* BEGIN DATASET RECORDS *
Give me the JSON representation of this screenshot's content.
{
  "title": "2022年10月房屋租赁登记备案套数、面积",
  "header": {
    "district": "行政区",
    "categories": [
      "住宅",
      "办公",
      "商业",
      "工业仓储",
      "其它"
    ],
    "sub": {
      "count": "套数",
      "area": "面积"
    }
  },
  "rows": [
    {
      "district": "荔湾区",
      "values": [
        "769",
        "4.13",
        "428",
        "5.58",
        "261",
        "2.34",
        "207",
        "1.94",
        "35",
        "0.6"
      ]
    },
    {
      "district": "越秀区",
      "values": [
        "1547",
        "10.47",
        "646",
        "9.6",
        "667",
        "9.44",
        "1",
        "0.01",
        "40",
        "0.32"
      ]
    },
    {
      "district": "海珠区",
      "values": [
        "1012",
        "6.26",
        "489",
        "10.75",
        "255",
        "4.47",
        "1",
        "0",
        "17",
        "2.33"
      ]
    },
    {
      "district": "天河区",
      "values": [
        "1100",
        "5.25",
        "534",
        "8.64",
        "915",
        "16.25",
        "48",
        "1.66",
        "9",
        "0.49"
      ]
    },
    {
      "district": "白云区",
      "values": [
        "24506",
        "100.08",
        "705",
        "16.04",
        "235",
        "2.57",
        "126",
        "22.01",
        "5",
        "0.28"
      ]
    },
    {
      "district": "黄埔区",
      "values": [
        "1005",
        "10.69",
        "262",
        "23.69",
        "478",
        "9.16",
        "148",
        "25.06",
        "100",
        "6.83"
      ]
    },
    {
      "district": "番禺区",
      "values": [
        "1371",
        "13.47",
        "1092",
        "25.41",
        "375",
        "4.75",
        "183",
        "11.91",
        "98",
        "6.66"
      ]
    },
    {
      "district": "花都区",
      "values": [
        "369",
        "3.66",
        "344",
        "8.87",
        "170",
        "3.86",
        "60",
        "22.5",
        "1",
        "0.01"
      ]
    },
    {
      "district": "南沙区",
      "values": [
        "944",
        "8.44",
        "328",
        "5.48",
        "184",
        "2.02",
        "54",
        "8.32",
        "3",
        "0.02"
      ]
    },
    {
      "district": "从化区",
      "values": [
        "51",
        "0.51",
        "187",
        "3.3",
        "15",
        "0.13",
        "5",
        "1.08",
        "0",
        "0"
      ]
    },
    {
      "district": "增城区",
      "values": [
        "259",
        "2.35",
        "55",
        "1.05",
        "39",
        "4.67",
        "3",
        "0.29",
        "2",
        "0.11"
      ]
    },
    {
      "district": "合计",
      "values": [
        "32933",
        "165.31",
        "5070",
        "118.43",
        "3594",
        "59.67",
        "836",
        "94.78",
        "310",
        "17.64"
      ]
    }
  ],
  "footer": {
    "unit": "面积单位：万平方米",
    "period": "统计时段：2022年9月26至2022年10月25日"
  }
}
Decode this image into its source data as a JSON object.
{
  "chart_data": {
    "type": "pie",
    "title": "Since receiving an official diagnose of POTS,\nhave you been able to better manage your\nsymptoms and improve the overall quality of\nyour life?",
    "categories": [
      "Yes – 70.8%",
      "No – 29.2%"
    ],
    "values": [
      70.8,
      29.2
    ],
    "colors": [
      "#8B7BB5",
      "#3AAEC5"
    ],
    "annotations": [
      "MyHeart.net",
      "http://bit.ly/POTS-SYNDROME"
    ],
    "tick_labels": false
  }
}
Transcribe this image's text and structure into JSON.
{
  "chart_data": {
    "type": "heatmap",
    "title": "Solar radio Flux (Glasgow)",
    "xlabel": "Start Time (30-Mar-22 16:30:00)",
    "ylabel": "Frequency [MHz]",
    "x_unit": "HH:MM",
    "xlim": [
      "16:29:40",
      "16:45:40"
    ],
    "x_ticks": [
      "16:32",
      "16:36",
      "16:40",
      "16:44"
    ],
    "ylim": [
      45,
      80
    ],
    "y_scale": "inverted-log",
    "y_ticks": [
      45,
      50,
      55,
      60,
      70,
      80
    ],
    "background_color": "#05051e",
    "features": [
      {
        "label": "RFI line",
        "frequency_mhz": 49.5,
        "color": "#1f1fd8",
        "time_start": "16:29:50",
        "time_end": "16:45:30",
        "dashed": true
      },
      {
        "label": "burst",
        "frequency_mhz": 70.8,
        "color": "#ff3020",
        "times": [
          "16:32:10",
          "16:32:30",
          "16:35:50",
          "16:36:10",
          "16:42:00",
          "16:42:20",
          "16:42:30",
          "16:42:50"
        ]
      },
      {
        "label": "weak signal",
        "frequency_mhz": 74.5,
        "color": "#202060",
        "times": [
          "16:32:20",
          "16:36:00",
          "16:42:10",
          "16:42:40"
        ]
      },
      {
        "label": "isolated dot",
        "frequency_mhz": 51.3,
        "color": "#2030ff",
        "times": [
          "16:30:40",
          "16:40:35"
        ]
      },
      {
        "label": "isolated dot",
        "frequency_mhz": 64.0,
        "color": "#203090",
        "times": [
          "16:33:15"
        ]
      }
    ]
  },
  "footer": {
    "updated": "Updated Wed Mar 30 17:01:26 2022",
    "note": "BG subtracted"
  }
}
* END DATASET RECORDS *
Copy out all of the lines above exactly.

▶ _FINISHED ANSWER_:
Give me the JSON representation of this screenshot's content.
{
  "title": "2022年10月房屋租赁登记备案套数、面积",
  "header": {
    "district": "行政区",
    "categories": [
      "住宅",
      "办公",
      "商业",
      "工业仓储",
      "其它"
    ],
    "sub": {
      "count": "套数",
      "area": "面积"
    }
  },
  "rows": [
    {
      "district": "荔湾区",
      "values": [
        "769",
        "4.13",
        "428",
        "5.58",
        "261",
        "2.34",
        "207",
        "1.94",
        "35",
        "0.6"
      ]
    },
    {
      "district": "越秀区",
      "values": [
        "1547",
        "10.47",
        "646",
        "9.6",
        "667",
        "9.44",
        "1",
        "0.01",
        "40",
        "0.32"
      ]
    },
    {
      "district": "海珠区",
      "values": [
        "1012",
        "6.26",
        "489",
        "10.75",
        "255",
        "4.47",
        "1",
        "0",
        "17",
        "2.33"
      ]
    },
    {
      "district": "天河区",
      "values": [
        "1100",
        "5.25",
        "534",
        "8.64",
        "915",
        "16.25",
        "48",
        "1.66",
        "9",
        "0.49"
      ]
    },
    {
      "district": "白云区",
      "values": [
        "24506",
        "100.08",
        "705",
        "16.04",
        "235",
        "2.57",
        "126",
        "22.01",
        "5",
        "0.28"
      ]
    },
    {
      "district": "黄埔区",
      "values": [
        "1005",
        "10.69",
        "262",
        "23.69",
        "478",
        "9.16",
        "148",
        "25.06",
        "100",
        "6.83"
      ]
    },
    {
      "district": "番禺区",
      "values": [
        "1371",
        "13.47",
        "1092",
        "25.41",
        "375",
        "4.75",
        "183",
        "11.91",
        "98",
        "6.66"
      ]
    },
    {
      "district": "花都区",
      "values": [
        "369",
        "3.66",
        "344",
        "8.87",
        "170",
        "3.86",
        "60",
        "22.5",
        "1",
        "0.01"
      ]
    },
    {
      "district": "南沙区",
      "values": [
        "944",
        "8.44",
        "328",
        "5.48",
        "184",
        "2.02",
        "54",
        "8.32",
        "3",
        "0.02"
      ]
    },
    {
      "district": "从化区",
      "values": [
        "51",
        "0.51",
        "187",
        "3.3",
        "15",
        "0.13",
        "5",
        "1.08",
        "0",
        "0"
      ]
    },
    {
      "district": "增城区",
      "values": [
        "259",
        "2.35",
        "55",
        "1.05",
        "39",
        "4.67",
        "3",
        "0.29",
        "2",
        "0.11"
      ]
    },
    {
      "district": "合计",
      "values": [
        "32933",
        "165.31",
        "5070",
        "118.43",
        "3594",
        "59.67",
        "836",
        "94.78",
        "310",
        "17.64"
      ]
    }
  ],
  "footer": {
    "unit": "面积单位：万平方米",
    "period": "统计时段：2022年9月26至2022年10月25日"
  }
}
Decode this image into its source data as a JSON object.
{
  "chart_data": {
    "type": "pie",
    "title": "Since receiving an official diagnose of POTS,\nhave you been able to better manage your\nsymptoms and improve the overall quality of\nyour life?",
    "categories": [
      "Yes – 70.8%",
      "No – 29.2%"
    ],
    "values": [
      70.8,
      29.2
    ],
    "colors": [
      "#8B7BB5",
      "#3AAEC5"
    ],
    "annotations": [
      "MyHeart.net",
      "http://bit.ly/POTS-SYNDROME"
    ],
    "tick_labels": false
  }
}
Transcribe this image's text and structure into JSON.
{
  "chart_data": {
    "type": "heatmap",
    "title": "Solar radio Flux (Glasgow)",
    "xlabel": "Start Time (30-Mar-22 16:30:00)",
    "ylabel": "Frequency [MHz]",
    "x_unit": "HH:MM",
    "xlim": [
      "16:29:40",
      "16:45:40"
    ],
    "x_ticks": [
      "16:32",
      "16:36",
      "16:40",
      "16:44"
    ],
    "ylim": [
      45,
      80
    ],
    "y_scale": "inverted-log",
    "y_ticks": [
      45,
      50,
      55,
      60,
      70,
      80
    ],
    "background_color": "#05051e",
    "features": [
      {
        "label": "RFI line",
        "frequency_mhz": 49.5,
        "color": "#1f1fd8",
        "time_start": "16:29:50",
        "time_end": "16:45:30",
        "dashed": true
      },
      {
        "label": "burst",
        "frequency_mhz": 70.8,
        "color": "#ff3020",
        "times": [
          "16:32:10",
          "16:32:30",
          "16:35:50",
          "16:36:10",
          "16:42:00",
          "16:42:20",
          "16:42:30",
          "16:42:50"
        ]
      },
      {
        "label": "weak signal",
        "frequency_mhz": 74.5,
        "color": "#202060",
        "times": [
          "16:32:20",
          "16:36:00",
          "16:42:10",
          "16:42:40"
        ]
      },
      {
        "label": "isolated dot",
        "frequency_mhz": 51.3,
        "color": "#2030ff",
        "times": [
          "16:30:40",
          "16:40:35"
        ]
      },
      {
        "label": "isolated dot",
        "frequency_mhz": 64.0,
        "color": "#203090",
        "times": [
          "16:33:15"
        ]
      }
    ]
  },
  "footer": {
    "updated": "Updated Wed Mar 30 17:01:26 2022",
    "note": "BG subtracted"
  }
}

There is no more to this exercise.